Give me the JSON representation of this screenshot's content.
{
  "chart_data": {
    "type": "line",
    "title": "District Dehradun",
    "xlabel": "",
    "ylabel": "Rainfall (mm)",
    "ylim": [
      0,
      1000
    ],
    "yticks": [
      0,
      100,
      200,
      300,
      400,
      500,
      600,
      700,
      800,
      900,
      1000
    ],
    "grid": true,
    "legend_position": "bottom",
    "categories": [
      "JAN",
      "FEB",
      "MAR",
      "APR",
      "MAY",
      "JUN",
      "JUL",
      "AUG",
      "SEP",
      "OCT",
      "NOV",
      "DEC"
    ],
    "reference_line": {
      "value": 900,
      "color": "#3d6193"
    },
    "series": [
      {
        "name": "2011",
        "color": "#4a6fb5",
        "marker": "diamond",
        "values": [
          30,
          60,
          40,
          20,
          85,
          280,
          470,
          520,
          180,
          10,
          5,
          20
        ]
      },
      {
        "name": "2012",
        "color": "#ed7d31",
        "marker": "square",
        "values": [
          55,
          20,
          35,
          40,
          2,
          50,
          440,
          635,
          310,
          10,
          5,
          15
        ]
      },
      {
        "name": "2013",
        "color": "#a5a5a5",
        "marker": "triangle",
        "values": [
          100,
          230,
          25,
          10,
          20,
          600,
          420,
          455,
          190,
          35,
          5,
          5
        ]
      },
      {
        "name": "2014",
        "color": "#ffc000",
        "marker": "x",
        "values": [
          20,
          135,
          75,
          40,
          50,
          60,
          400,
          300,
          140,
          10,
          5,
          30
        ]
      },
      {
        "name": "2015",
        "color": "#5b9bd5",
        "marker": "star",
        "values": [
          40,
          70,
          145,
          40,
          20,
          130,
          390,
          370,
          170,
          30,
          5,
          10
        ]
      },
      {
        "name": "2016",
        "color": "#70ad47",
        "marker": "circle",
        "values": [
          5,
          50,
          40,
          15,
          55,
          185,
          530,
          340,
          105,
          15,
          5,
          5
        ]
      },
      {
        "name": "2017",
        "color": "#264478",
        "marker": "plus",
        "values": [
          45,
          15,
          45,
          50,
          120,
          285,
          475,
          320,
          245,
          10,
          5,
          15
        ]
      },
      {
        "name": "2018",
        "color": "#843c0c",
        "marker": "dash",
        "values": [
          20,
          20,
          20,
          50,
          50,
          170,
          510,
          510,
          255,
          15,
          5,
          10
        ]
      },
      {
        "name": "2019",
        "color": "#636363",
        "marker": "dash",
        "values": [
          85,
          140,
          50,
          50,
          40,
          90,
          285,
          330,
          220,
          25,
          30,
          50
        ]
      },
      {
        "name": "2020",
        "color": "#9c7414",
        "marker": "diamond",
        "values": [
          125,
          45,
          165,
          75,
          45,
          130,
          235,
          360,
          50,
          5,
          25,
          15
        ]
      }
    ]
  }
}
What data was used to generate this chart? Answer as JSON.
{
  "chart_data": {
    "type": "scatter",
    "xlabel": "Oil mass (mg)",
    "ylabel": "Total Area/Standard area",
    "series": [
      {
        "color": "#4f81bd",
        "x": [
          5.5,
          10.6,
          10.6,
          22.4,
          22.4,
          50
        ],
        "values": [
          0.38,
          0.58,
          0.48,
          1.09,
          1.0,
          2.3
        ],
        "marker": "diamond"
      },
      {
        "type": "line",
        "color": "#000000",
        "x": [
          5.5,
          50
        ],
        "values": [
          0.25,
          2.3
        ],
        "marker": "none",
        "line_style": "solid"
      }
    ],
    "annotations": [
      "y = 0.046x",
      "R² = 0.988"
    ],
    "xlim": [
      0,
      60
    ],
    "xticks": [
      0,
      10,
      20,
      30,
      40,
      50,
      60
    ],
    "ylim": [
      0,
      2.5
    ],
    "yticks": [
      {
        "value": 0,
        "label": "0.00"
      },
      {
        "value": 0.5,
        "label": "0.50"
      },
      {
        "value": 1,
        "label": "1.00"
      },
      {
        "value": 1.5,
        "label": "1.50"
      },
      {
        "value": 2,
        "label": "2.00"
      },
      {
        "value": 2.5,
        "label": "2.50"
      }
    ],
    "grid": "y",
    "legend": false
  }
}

****************************************

REQUEST
Output the listing above word for word.

SOLVED EXERCISE
Give me the JSON representation of this screenshot's content.
{
  "chart_data": {
    "type": "line",
    "title": "District Dehradun",
    "xlabel": "",
    "ylabel": "Rainfall (mm)",
    "ylim": [
      0,
      1000
    ],
    "yticks": [
      0,
      100,
      200,
      300,
      400,
      500,
      600,
      700,
      800,
      900,
      1000
    ],
    "grid": true,
    "legend_position": "bottom",
    "categories": [
      "JAN",
      "FEB",
      "MAR",
      "APR",
      "MAY",
      "JUN",
      "JUL",
      "AUG",
      "SEP",
      "OCT",
      "NOV",
      "DEC"
    ],
    "reference_line": {
      "value": 900,
      "color": "#3d6193"
    },
    "series": [
      {
        "name": "2011",
        "color": "#4a6fb5",
        "marker": "diamond",
        "values": [
          30,
          60,
          40,
          20,
          85,
          280,
          470,
          520,
          180,
          10,
          5,
          20
        ]
      },
      {
        "name": "2012",
        "color": "#ed7d31",
        "marker": "square",
        "values": [
          55,
          20,
          35,
          40,
          2,
          50,
          440,
          635,
          310,
          10,
          5,
          15
        ]
      },
      {
        "name": "2013",
        "color": "#a5a5a5",
        "marker": "triangle",
        "values": [
          100,
          230,
          25,
          10,
          20,
          600,
          420,
          455,
          190,
          35,
          5,
          5
        ]
      },
      {
        "name": "2014",
        "color": "#ffc000",
        "marker": "x",
        "values": [
          20,
          135,
          75,
          40,
          50,
          60,
          400,
          300,
          140,
          10,
          5,
          30
        ]
      },
      {
        "name": "2015",
        "color": "#5b9bd5",
        "marker": "star",
        "values": [
          40,
          70,
          145,
          40,
          20,
          130,
          390,
          370,
          170,
          30,
          5,
          10
        ]
      },
      {
        "name": "2016",
        "color": "#70ad47",
        "marker": "circle",
        "values": [
          5,
          50,
          40,
          15,
          55,
          185,
          530,
          340,
          105,
          15,
          5,
          5
        ]
      },
      {
        "name": "2017",
        "color": "#264478",
        "marker": "plus",
        "values": [
          45,
          15,
          45,
          50,
          120,
          285,
          475,
          320,
          245,
          10,
          5,
          15
        ]
      },
      {
        "name": "2018",
        "color": "#843c0c",
        "marker": "dash",
        "values": [
          20,
          20,
          20,
          50,
          50,
          170,
          510,
          510,
          255,
          15,
          5,
          10
        ]
      },
      {
        "name": "2019",
        "color": "#636363",
        "marker": "dash",
        "values": [
          85,
          140,
          50,
          50,
          40,
          90,
          285,
          330,
          220,
          25,
          30,
          50
        ]
      },
      {
        "name": "2020",
        "color": "#9c7414",
        "marker": "diamond",
        "values": [
          125,
          45,
          165,
          75,
          45,
          130,
          235,
          360,
          50,
          5,
          25,
          15
        ]
      }
    ]
  }
}
What data was used to generate this chart? Answer as JSON.
{
  "chart_data": {
    "type": "scatter",
    "xlabel": "Oil mass (mg)",
    "ylabel": "Total Area/Standard area",
    "series": [
      {
        "color": "#4f81bd",
        "x": [
          5.5,
          10.6,
          10.6,
          22.4,
          22.4,
          50
        ],
        "values": [
          0.38,
          0.58,
          0.48,
          1.09,
          1.0,
          2.3
        ],
        "marker": "diamond"
      },
      {
        "type": "line",
        "color": "#000000",
        "x": [
          5.5,
          50
        ],
        "values": [
          0.25,
          2.3
        ],
        "marker": "none",
        "line_style": "solid"
      }
    ],
    "annotations": [
      "y = 0.046x",
      "R² = 0.988"
    ],
    "xlim": [
      0,
      60
    ],
    "xticks": [
      0,
      10,
      20,
      30,
      40,
      50,
      60
    ],
    "ylim": [
      0,
      2.5
    ],
    "yticks": [
      {
        "value": 0,
        "label": "0.00"
      },
      {
        "value": 0.5,
        "label": "0.50"
      },
      {
        "value": 1,
        "label": "1.00"
      },
      {
        "value": 1.5,
        "label": "1.50"
      },
      {
        "value": 2,
        "label": "2.00"
      },
      {
        "value": 2.5,
        "label": "2.50"
      }
    ],
    "grid": "y",
    "legend": false
  }
}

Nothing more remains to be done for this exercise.